§ PROBLEM STATEMENT
Among the records below, find each line that includes the string "Index" and copy it.

§ PROVIDED INFORMATION
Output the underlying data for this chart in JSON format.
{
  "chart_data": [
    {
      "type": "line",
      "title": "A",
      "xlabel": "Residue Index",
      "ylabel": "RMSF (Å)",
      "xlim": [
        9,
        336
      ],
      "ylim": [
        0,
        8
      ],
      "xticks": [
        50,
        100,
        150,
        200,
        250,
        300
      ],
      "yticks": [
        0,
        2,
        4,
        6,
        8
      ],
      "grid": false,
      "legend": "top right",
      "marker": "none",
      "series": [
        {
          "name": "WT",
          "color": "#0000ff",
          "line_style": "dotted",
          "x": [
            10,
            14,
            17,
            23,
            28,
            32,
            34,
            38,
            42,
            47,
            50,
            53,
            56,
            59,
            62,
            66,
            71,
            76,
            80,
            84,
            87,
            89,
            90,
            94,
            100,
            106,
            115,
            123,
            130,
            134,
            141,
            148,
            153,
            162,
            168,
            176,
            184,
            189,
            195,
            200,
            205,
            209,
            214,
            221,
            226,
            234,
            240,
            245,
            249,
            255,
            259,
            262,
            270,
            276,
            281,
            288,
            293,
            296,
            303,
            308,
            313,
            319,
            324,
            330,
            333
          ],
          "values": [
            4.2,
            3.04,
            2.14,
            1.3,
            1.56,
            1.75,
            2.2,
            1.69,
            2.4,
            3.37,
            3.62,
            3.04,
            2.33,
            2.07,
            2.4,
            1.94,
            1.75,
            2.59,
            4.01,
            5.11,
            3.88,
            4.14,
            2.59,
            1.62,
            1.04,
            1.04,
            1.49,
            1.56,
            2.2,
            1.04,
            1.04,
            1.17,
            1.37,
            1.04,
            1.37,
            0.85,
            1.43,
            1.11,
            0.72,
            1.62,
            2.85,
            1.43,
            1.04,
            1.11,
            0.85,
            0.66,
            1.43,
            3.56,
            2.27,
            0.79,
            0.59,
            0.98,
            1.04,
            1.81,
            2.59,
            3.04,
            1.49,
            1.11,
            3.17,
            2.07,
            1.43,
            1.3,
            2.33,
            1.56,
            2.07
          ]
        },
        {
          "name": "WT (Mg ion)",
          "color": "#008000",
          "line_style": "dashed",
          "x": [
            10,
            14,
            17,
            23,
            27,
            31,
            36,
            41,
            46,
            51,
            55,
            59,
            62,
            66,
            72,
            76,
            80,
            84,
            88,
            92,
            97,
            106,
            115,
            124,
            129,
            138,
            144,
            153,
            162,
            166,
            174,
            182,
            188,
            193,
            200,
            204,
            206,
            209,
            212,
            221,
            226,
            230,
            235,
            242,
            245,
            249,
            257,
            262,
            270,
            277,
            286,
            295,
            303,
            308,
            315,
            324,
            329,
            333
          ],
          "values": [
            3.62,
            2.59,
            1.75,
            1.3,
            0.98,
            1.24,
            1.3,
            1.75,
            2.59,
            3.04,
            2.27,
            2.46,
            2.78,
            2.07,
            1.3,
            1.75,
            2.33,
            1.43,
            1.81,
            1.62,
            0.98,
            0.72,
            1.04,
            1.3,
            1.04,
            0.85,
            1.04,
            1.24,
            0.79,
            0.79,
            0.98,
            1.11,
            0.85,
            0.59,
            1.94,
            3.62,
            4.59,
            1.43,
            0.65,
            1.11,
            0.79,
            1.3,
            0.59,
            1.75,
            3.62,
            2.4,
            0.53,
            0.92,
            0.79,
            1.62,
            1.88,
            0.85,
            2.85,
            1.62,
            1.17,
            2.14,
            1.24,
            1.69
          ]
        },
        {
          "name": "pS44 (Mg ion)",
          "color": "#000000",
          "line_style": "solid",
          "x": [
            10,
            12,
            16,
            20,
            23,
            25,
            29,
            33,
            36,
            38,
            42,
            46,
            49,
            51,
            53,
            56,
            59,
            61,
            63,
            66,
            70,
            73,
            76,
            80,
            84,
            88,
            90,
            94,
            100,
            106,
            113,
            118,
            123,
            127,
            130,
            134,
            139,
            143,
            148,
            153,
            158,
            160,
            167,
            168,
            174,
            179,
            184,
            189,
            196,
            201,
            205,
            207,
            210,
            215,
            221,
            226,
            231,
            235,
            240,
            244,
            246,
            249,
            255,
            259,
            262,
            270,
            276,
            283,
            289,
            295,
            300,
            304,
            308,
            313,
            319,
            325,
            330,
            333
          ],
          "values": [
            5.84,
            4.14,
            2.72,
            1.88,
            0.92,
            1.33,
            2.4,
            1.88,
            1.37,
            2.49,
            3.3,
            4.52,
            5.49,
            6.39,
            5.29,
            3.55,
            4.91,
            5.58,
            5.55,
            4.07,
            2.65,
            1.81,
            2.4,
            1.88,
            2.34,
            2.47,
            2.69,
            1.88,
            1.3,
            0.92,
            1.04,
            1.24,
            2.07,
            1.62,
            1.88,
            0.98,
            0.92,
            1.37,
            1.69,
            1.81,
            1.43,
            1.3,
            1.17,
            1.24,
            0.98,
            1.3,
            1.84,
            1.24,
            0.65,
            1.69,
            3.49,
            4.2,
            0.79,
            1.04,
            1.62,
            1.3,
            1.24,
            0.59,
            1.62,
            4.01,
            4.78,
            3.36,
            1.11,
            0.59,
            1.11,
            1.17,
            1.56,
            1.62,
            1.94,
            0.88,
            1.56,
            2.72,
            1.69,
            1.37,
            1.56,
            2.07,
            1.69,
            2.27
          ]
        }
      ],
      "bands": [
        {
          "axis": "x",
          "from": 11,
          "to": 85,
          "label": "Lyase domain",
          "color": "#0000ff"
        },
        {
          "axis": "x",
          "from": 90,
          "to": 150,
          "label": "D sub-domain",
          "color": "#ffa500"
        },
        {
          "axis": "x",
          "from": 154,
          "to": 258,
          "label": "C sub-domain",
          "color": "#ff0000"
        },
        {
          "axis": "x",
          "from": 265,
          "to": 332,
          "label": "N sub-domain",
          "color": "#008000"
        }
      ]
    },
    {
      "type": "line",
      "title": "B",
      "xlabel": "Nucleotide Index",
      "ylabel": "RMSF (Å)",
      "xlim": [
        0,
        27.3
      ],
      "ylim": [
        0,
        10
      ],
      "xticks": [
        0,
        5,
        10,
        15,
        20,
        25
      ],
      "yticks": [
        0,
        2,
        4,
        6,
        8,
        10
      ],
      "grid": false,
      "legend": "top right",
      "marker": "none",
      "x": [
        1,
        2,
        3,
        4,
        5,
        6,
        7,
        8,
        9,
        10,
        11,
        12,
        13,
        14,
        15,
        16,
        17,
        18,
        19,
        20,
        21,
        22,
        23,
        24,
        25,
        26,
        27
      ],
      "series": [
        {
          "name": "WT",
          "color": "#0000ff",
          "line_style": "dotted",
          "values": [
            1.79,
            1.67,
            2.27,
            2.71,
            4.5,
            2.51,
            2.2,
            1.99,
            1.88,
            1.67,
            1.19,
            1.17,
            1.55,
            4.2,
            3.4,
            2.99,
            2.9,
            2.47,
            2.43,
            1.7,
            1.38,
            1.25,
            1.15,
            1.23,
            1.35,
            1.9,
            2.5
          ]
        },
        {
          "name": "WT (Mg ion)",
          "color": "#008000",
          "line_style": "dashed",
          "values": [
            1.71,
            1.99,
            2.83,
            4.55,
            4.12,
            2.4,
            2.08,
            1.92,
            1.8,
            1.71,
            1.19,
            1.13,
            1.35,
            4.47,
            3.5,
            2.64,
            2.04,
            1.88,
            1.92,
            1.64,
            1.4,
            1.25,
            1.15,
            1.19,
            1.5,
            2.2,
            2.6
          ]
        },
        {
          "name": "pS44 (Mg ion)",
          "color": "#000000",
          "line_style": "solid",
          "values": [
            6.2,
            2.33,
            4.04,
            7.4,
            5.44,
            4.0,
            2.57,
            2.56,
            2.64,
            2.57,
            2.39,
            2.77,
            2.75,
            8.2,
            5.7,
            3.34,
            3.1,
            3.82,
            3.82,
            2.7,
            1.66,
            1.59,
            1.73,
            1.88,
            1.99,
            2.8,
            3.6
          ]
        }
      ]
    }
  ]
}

§ WORKED SOLUTION
      "xlabel": "Residue Index",
      "xlabel": "Nucleotide Index",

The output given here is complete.